## TASK TO CARRY OUT
Only lines holding the word "Перегородка" should be copied from the material.
____
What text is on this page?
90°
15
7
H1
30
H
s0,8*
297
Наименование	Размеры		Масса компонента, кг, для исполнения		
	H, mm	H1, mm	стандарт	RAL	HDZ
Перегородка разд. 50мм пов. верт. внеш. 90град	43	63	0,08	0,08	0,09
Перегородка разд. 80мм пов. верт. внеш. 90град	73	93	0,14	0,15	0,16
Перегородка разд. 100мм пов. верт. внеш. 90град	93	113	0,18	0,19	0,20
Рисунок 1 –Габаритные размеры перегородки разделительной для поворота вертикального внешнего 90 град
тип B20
____
## COMPLETED TASK
Перегородка разд. 50мм пов. верт. внеш. 90град	43	63	0,08	0,08	0,09
Перегородка разд. 80мм пов. верт. внеш. 90град	73	93	0,14	0,15	0,16
Перегородка разд. 100мм пов. верт. внеш. 90град	93	113	0,18	0,19	0,20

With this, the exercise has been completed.